# [DATA RECORDS]
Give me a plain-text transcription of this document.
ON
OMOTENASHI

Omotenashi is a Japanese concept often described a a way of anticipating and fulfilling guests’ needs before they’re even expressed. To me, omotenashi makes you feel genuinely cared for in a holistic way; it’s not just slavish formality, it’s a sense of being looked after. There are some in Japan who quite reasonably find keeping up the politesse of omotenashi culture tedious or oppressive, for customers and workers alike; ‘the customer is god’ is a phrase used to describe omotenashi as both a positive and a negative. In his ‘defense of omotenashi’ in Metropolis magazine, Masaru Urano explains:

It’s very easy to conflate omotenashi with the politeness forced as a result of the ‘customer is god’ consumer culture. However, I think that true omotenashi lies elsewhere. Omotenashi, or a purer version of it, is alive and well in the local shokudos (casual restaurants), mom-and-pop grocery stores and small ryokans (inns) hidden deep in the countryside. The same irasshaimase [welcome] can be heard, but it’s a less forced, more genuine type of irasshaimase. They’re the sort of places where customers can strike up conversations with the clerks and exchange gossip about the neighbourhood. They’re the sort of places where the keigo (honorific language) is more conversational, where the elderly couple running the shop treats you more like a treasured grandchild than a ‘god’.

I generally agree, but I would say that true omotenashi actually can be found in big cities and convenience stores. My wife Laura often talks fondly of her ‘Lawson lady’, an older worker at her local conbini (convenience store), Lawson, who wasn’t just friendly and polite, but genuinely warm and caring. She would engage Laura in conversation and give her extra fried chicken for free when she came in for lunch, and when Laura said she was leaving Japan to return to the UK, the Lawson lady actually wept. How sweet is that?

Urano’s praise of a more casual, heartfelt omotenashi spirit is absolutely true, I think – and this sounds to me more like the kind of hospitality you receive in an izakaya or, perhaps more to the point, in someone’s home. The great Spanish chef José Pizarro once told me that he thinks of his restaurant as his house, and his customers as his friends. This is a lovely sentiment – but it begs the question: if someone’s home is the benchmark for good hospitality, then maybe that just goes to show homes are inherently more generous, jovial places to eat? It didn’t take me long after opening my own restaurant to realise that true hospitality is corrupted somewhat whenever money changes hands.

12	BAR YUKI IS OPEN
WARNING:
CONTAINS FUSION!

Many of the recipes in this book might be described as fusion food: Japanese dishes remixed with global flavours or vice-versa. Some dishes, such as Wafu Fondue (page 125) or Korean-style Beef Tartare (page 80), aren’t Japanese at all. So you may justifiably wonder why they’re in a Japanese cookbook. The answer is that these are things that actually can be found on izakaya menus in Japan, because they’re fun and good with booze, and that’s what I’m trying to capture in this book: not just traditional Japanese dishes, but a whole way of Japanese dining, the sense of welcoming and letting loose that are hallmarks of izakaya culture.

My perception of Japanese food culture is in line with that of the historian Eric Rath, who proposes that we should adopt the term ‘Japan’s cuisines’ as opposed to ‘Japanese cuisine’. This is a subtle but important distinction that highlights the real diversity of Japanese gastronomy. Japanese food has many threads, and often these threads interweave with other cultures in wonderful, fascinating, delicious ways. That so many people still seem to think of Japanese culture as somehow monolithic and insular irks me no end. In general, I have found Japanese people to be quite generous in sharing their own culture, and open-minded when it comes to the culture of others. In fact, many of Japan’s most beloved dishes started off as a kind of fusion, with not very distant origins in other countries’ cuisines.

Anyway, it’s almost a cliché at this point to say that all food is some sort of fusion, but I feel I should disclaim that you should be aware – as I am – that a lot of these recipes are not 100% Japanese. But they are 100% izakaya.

# [GIVEN REQUEST]
Transcribe each record exactly. Leave nothing out.

# [CORRECT ANSWER]
Give me a plain-text transcription of this document.
ON
OMOTENASHI

Omotenashi is a Japanese concept often described a a way of anticipating and fulfilling guests’ needs before they’re even expressed. To me, omotenashi makes you feel genuinely cared for in a holistic way; it’s not just slavish formality, it’s a sense of being looked after. There are some in Japan who quite reasonably find keeping up the politesse of omotenashi culture tedious or oppressive, for customers and workers alike; ‘the customer is god’ is a phrase used to describe omotenashi as both a positive and a negative. In his ‘defense of omotenashi’ in Metropolis magazine, Masaru Urano explains:

It’s very easy to conflate omotenashi with the politeness forced as a result of the ‘customer is god’ consumer culture. However, I think that true omotenashi lies elsewhere. Omotenashi, or a purer version of it, is alive and well in the local shokudos (casual restaurants), mom-and-pop grocery stores and small ryokans (inns) hidden deep in the countryside. The same irasshaimase [welcome] can be heard, but it’s a less forced, more genuine type of irasshaimase. They’re the sort of places where customers can strike up conversations with the clerks and exchange gossip about the neighbourhood. They’re the sort of places where the keigo (honorific language) is more conversational, where the elderly couple running the shop treats you more like a treasured grandchild than a ‘god’.

I generally agree, but I would say that true omotenashi actually can be found in big cities and convenience stores. My wife Laura often talks fondly of her ‘Lawson lady’, an older worker at her local conbini (convenience store), Lawson, who wasn’t just friendly and polite, but genuinely warm and caring. She would engage Laura in conversation and give her extra fried chicken for free when she came in for lunch, and when Laura said she was leaving Japan to return to the UK, the Lawson lady actually wept. How sweet is that?

Urano’s praise of a more casual, heartfelt omotenashi spirit is absolutely true, I think – and this sounds to me more like the kind of hospitality you receive in an izakaya or, perhaps more to the point, in someone’s home. The great Spanish chef José Pizarro once told me that he thinks of his restaurant as his house, and his customers as his friends. This is a lovely sentiment – but it begs the question: if someone’s home is the benchmark for good hospitality, then maybe that just goes to show homes are inherently more generous, jovial places to eat? It didn’t take me long after opening my own restaurant to realise that true hospitality is corrupted somewhat whenever money changes hands.

12	BAR YUKI IS OPEN
WARNING:
CONTAINS FUSION!

Many of the recipes in this book might be described as fusion food: Japanese dishes remixed with global flavours or vice-versa. Some dishes, such as Wafu Fondue (page 125) or Korean-style Beef Tartare (page 80), aren’t Japanese at all. So you may justifiably wonder why they’re in a Japanese cookbook. The answer is that these are things that actually can be found on izakaya menus in Japan, because they’re fun and good with booze, and that’s what I’m trying to capture in this book: not just traditional Japanese dishes, but a whole way of Japanese dining, the sense of welcoming and letting loose that are hallmarks of izakaya culture.

My perception of Japanese food culture is in line with that of the historian Eric Rath, who proposes that we should adopt the term ‘Japan’s cuisines’ as opposed to ‘Japanese cuisine’. This is a subtle but important distinction that highlights the real diversity of Japanese gastronomy. Japanese food has many threads, and often these threads interweave with other cultures in wonderful, fascinating, delicious ways. That so many people still seem to think of Japanese culture as somehow monolithic and insular irks me no end. In general, I have found Japanese people to be quite generous in sharing their own culture, and open-minded when it comes to the culture of others. In fact, many of Japan’s most beloved dishes started off as a kind of fusion, with not very distant origins in other countries’ cuisines.

Anyway, it’s almost a cliché at this point to say that all food is some sort of fusion, but I feel I should disclaim that you should be aware – as I am – that a lot of these recipes are not 100% Japanese. But they are 100% izakaya.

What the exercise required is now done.